● **To be done**
Copy the listing below word for word, starting at the line that contains "table-cell: 2010 xyxy=(25,306,62,324)" and ending at the line that contains "table-row: 2014 15.02", with both of those lines included.
━━━━━━━━━━━━━━━━━━━━━━━━━━━━━━
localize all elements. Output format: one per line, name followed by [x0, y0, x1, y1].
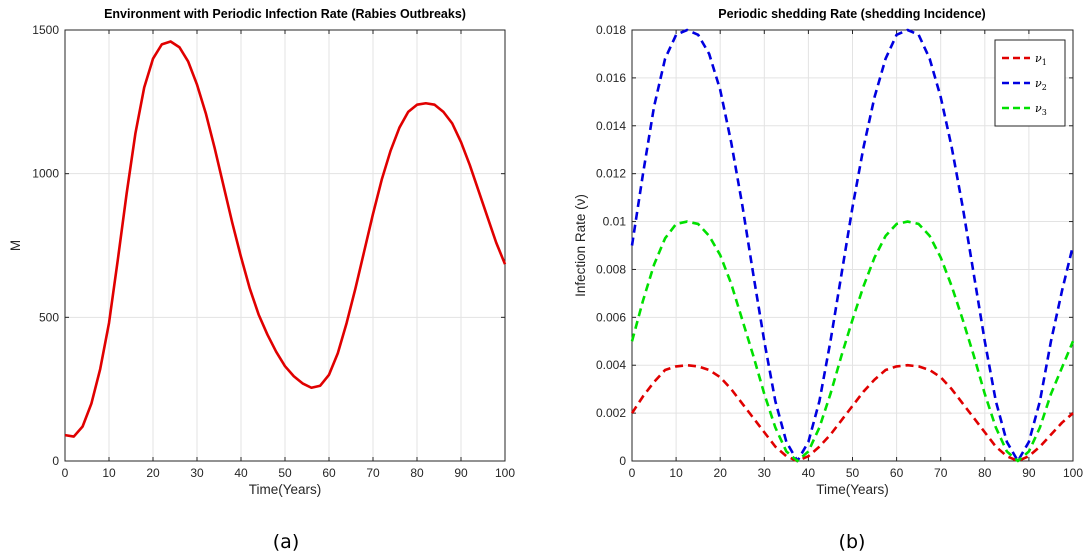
x-tick-label: 70	[934, 466, 948, 480]
y-tick-label: 0.002	[596, 406, 626, 420]
x-tick-label: 10	[102, 466, 116, 480]
x-axis-label: Time(Years)	[249, 482, 322, 497]
subfigure-caption: (a)	[273, 531, 299, 553]
x-tick-label: 60	[322, 466, 336, 480]
legend-label-3: ν3	[1035, 102, 1047, 117]
series-line-1	[64, 40, 507, 438]
x-tick-label: 100	[495, 466, 515, 480]
x-tick-label: 60	[890, 466, 904, 480]
y-tick-label: 0	[619, 454, 626, 468]
subfigure-caption: (b)	[839, 531, 866, 553]
y-tick-label: 0	[52, 454, 59, 468]
x-tick-label: 50	[846, 466, 860, 480]
y-tick-label: 0.01	[603, 215, 627, 229]
x-tick-label: 20	[146, 466, 160, 480]
y-tick-label: 500	[39, 310, 59, 324]
y-tick-label: 0.018	[596, 23, 626, 37]
x-tick-label: 40	[802, 466, 816, 480]
y-axis-label: Infection Rate (ν)	[573, 194, 588, 297]
x-tick-label: 100	[1063, 466, 1083, 480]
x-tick-label: 30	[190, 466, 204, 480]
x-tick-label: 10	[669, 466, 683, 480]
y-tick-label: 0.006	[596, 310, 626, 324]
y-tick-label: 0.016	[596, 71, 626, 85]
y-tick-label: 0.012	[596, 167, 626, 181]
legend-label-2: ν2	[1035, 77, 1047, 92]
series-line-1	[630, 363, 1074, 463]
x-tick-label: 30	[758, 466, 772, 480]
y-tick-label: 1500	[32, 23, 59, 37]
x-tick-label: 50	[278, 466, 292, 480]
legend-label-1: ν1	[1035, 52, 1047, 67]
chart-b: 0 10 20 30 40 50 60 70 80 90 100 0 0.002 0.004 0.006 0.…	[573, 7, 1083, 553]
y-axis-label: M	[8, 240, 23, 251]
y-tick-label: 0.004	[596, 358, 626, 372]
series-line-3	[630, 220, 1075, 463]
x-tick-label: 70	[366, 466, 380, 480]
x-axis-label: Time(Years)	[816, 482, 889, 497]
chart-a: 0 10 20 30 40 50 60 70 80 90 100050010001500Enviro…	[8, 7, 515, 553]
x-tick-label: 20	[714, 466, 728, 480]
y-tick-label: 0.008	[596, 262, 626, 276]
y-tick-label: 1000	[32, 167, 59, 181]
x-tick-label: 0	[62, 466, 69, 480]
x-tick-label: 80	[410, 466, 424, 480]
chart-title: Environment with Periodic Infection Rate…	[104, 7, 466, 21]
x-tick-label: 0	[629, 466, 636, 480]
x-tick-label: 40	[234, 466, 248, 480]
series-line-2	[630, 28, 1075, 463]
y-tick-label: 0.014	[596, 119, 626, 133]
chart-title: Periodic shedding Rate (shedding Inciden…	[718, 7, 985, 21]
x-tick-label: 90	[454, 466, 468, 480]
x-tick-label: 80	[978, 466, 992, 480]
x-tick-label: 90	[1022, 466, 1036, 480]
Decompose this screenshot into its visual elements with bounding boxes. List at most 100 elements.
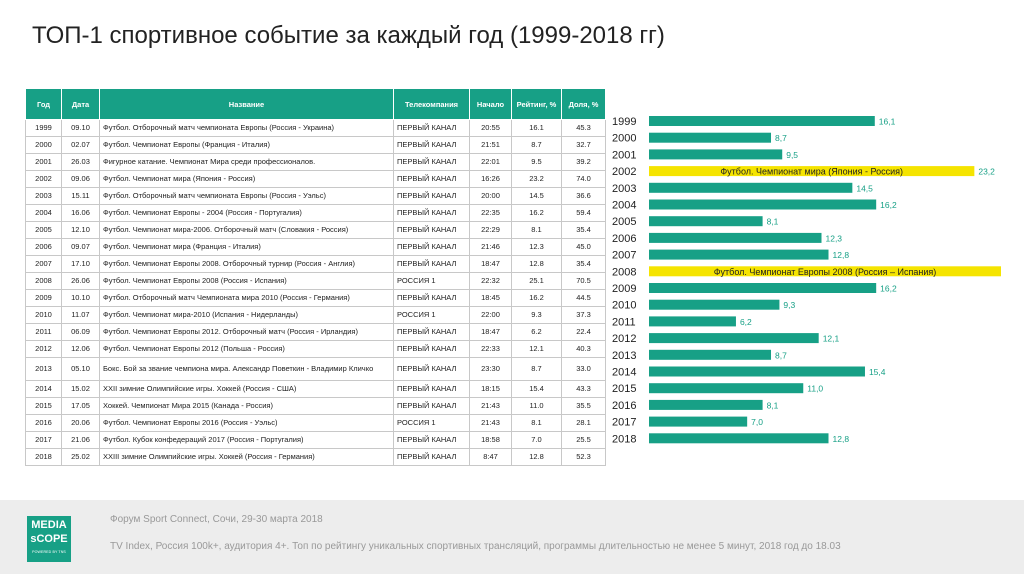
table-cell: 2010 xyxy=(25,306,62,324)
table-cell: 21:51 xyxy=(469,136,512,154)
table-cell: 12.10 xyxy=(61,221,100,239)
table-cell: Футбол. Чемпионат Европы 2012. Отборочны… xyxy=(99,323,394,341)
table-cell: 20:55 xyxy=(469,119,512,137)
table-cell: 74.0 xyxy=(561,170,606,188)
table-cell: 20.06 xyxy=(61,414,100,432)
table-row: 2002 09.06 Футбол. Чемпионат мира (Япония … xyxy=(25,170,606,188)
table-cell: Футбол. Кубок конфедераций 2017 (Россия … xyxy=(99,431,394,449)
table-cell: 17.05 xyxy=(61,397,100,415)
table-cell: 21:43 xyxy=(469,414,512,432)
data-label: 11,0 xyxy=(807,384,823,394)
y-tick-label: 2002 xyxy=(612,166,636,178)
table-cell: ПЕРВЫЙ КАНАЛ xyxy=(393,380,470,398)
table-cell: 2008 xyxy=(25,272,62,290)
table-cell: 35.5 xyxy=(561,397,606,415)
table-cell: 15.11 xyxy=(61,187,100,205)
table-cell: 25.5 xyxy=(561,431,606,449)
bar xyxy=(649,216,763,227)
bar xyxy=(649,266,1001,277)
table-cell: 8:47 xyxy=(469,448,512,466)
y-tick-label: 2005 xyxy=(612,216,636,228)
y-tick-label: 2000 xyxy=(612,133,636,145)
table-cell: 21:46 xyxy=(469,238,512,256)
table-cell: 14.5 xyxy=(511,187,562,205)
table-row: 2004 16.06 Футбол. Чемпионат Европы - 2004… xyxy=(25,204,606,222)
table-cell: РОССИЯ 1 xyxy=(393,306,470,324)
table-cell: 20:00 xyxy=(469,187,512,205)
data-label: 12,8 xyxy=(833,434,850,444)
bar xyxy=(649,416,748,427)
table-cell: 18:58 xyxy=(469,431,512,449)
table-body: 1999 09.10 Футбол. Отборочный матч чемпион… xyxy=(25,119,606,466)
table-header-row: Год Дата Название Телекомпания Начало Рейтинг… xyxy=(25,88,606,120)
table-row: 2014 15.02 XXII зимние Олимпийские игры. Х… xyxy=(25,380,606,398)
table-cell: 45.3 xyxy=(561,119,606,137)
table-row: 2007 17.10 Футбол. Чемпионат Европы 2008. … xyxy=(25,255,606,273)
table-cell: 2016 xyxy=(25,414,62,432)
data-label: 8,1 xyxy=(767,400,779,410)
table-header-cell: Название xyxy=(99,88,394,120)
bar xyxy=(649,349,772,360)
table-cell: 09.07 xyxy=(61,238,100,256)
table-cell: Футбол. Отборочный матч Чемпионата мира … xyxy=(99,289,394,307)
table-cell: Футбол. Чемпионат Европы 2008 (Россия - … xyxy=(99,272,394,290)
bar xyxy=(649,149,783,160)
table-cell: 12.8 xyxy=(511,448,562,466)
data-label: 9,5 xyxy=(786,150,798,160)
table-cell: 8.7 xyxy=(511,357,562,381)
table-row: 1999 09.10 Футбол. Отборочный матч чемпион… xyxy=(25,119,606,137)
table-cell: 2000 xyxy=(25,136,62,154)
table-cell: ПЕРВЫЙ КАНАЛ xyxy=(393,187,470,205)
table-row: 2008 26.06 Футбол. Чемпионат Европы 2008 (… xyxy=(25,272,606,290)
logo-line-3: POWERED BY TNS xyxy=(32,550,66,554)
table-cell: Бокс. Бой за звание чемпиона мира. Алекс… xyxy=(99,357,394,381)
table-row: 2010 11.07 Футбол. Чемпионат мира-2010 (Ис… xyxy=(25,306,606,324)
table-cell: 1999 xyxy=(25,119,62,137)
table-cell: 22:29 xyxy=(469,221,512,239)
table-cell: 7.0 xyxy=(511,431,562,449)
table-cell: 35.4 xyxy=(561,221,606,239)
table-cell: ПЕРВЫЙ КАНАЛ xyxy=(393,153,470,171)
table-cell: XXIII зимние Олимпийские игры. Хоккей (Р… xyxy=(99,448,394,466)
table-cell: ПЕРВЫЙ КАНАЛ xyxy=(393,431,470,449)
table-cell: 15.4 xyxy=(511,380,562,398)
table-cell: 26.03 xyxy=(61,153,100,171)
table-cell: ПЕРВЫЙ КАНАЛ xyxy=(393,255,470,273)
table-cell: 12.06 xyxy=(61,340,100,358)
table-cell: 33.0 xyxy=(561,357,606,381)
table-row: 2017 21.06 Футбол. Кубок конфедераций 2017… xyxy=(25,431,606,449)
table-cell: 12.1 xyxy=(511,340,562,358)
data-label: 8,7 xyxy=(775,350,787,360)
table-cell: 2017 xyxy=(25,431,62,449)
data-label: 7,0 xyxy=(751,417,763,427)
table-cell: 2013 xyxy=(25,357,62,381)
mediascope-logo: MEDIA sCOPE POWERED BY TNS xyxy=(27,516,71,562)
table-cell: 59.4 xyxy=(561,204,606,222)
table-cell: 9.5 xyxy=(511,153,562,171)
footer-band xyxy=(0,500,1024,574)
table-cell: Футбол. Чемпионат Европы - 2004 (Россия … xyxy=(99,204,394,222)
y-tick-label: 2008 xyxy=(612,266,636,278)
data-label: 23,2 xyxy=(978,167,995,177)
y-tick-label: 2015 xyxy=(612,383,636,395)
page-title: ТОП-1 спортивное событие за каждый год (… xyxy=(32,22,665,50)
bar xyxy=(649,232,822,243)
table-cell: 16.06 xyxy=(61,204,100,222)
table-cell: 12.8 xyxy=(511,255,562,273)
table-cell: 2011 xyxy=(25,323,62,341)
table-row: 2016 20.06 Футбол. Чемпионат Европы 2016 (… xyxy=(25,414,606,432)
table-cell: Футбол. Чемпионат Европы 2008. Отборочны… xyxy=(99,255,394,273)
y-tick-label: 2003 xyxy=(612,183,636,195)
y-tick-label: 2004 xyxy=(612,200,636,212)
table-cell: 2018 xyxy=(25,448,62,466)
table-cell: 39.2 xyxy=(561,153,606,171)
table-cell: 10.10 xyxy=(61,289,100,307)
table-cell: ПЕРВЫЙ КАНАЛ xyxy=(393,323,470,341)
table-cell: ПЕРВЫЙ КАНАЛ xyxy=(393,357,470,381)
table-cell: 28.1 xyxy=(561,414,606,432)
table-cell: 06.09 xyxy=(61,323,100,341)
table-cell: ПЕРВЫЙ КАНАЛ xyxy=(393,238,470,256)
table-cell: ПЕРВЫЙ КАНАЛ xyxy=(393,204,470,222)
bar xyxy=(649,316,736,327)
table-cell: 43.3 xyxy=(561,380,606,398)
━━━━━━━━━━━━━━━━━━━━━━━━━━━━━━
● **Task answer**
table-cell: 2010 xyxy=(25,306,62,324)
table-cell: 21:51 xyxy=(469,136,512,154)
table-cell: 12.10 xyxy=(61,221,100,239)
table-cell: Футбол. Чемпионат Европы 2012. Отборочны… xyxy=(99,323,394,341)
table-cell: 20:55 xyxy=(469,119,512,137)
table-cell: 74.0 xyxy=(561,170,606,188)
table-cell: 20.06 xyxy=(61,414,100,432)
table-row: 2002 09.06 Футбол. Чемпионат мира (Япония … xyxy=(25,170,606,188)
table-cell: Футбол. Кубок конфедераций 2017 (Россия … xyxy=(99,431,394,449)
table-cell: 17.05 xyxy=(61,397,100,415)
table-cell: 21:43 xyxy=(469,414,512,432)
data-label: 11,0 xyxy=(807,384,823,394)
y-tick-label: 2002 xyxy=(612,166,636,178)
table-cell: ПЕРВЫЙ КАНАЛ xyxy=(393,380,470,398)
table-cell: 2008 xyxy=(25,272,62,290)
table-cell: 35.5 xyxy=(561,397,606,415)
table-cell: 15.11 xyxy=(61,187,100,205)
table-cell: 25.5 xyxy=(561,431,606,449)
bar xyxy=(649,216,763,227)
bar xyxy=(649,266,1001,277)
table-cell: 8:47 xyxy=(469,448,512,466)
y-tick-label: 2005 xyxy=(612,216,636,228)
y-tick-label: 2000 xyxy=(612,133,636,145)
table-cell: 21:46 xyxy=(469,238,512,256)
table-cell: 14.5 xyxy=(511,187,562,205)
table-row: 2004 16.06 Футбол. Чемпионат Европы - 2004… xyxy=(25,204,606,222)
table-cell: РОССИЯ 1 xyxy=(393,306,470,324)
table-cell: 20:00 xyxy=(469,187,512,205)
data-label: 12,8 xyxy=(833,434,850,444)
bar xyxy=(649,416,748,427)
table-cell: 18:58 xyxy=(469,431,512,449)
table-body: 1999 09.10 Футбол. Отборочный матч чемпион… xyxy=(25,119,606,466)
table-header-row: Год Дата Название Телекомпания Начало Рейтинг… xyxy=(25,88,606,120)
table-row: 2014 15.02 XXII зимние Олимпийские игры. Х… xyxy=(25,380,606,398)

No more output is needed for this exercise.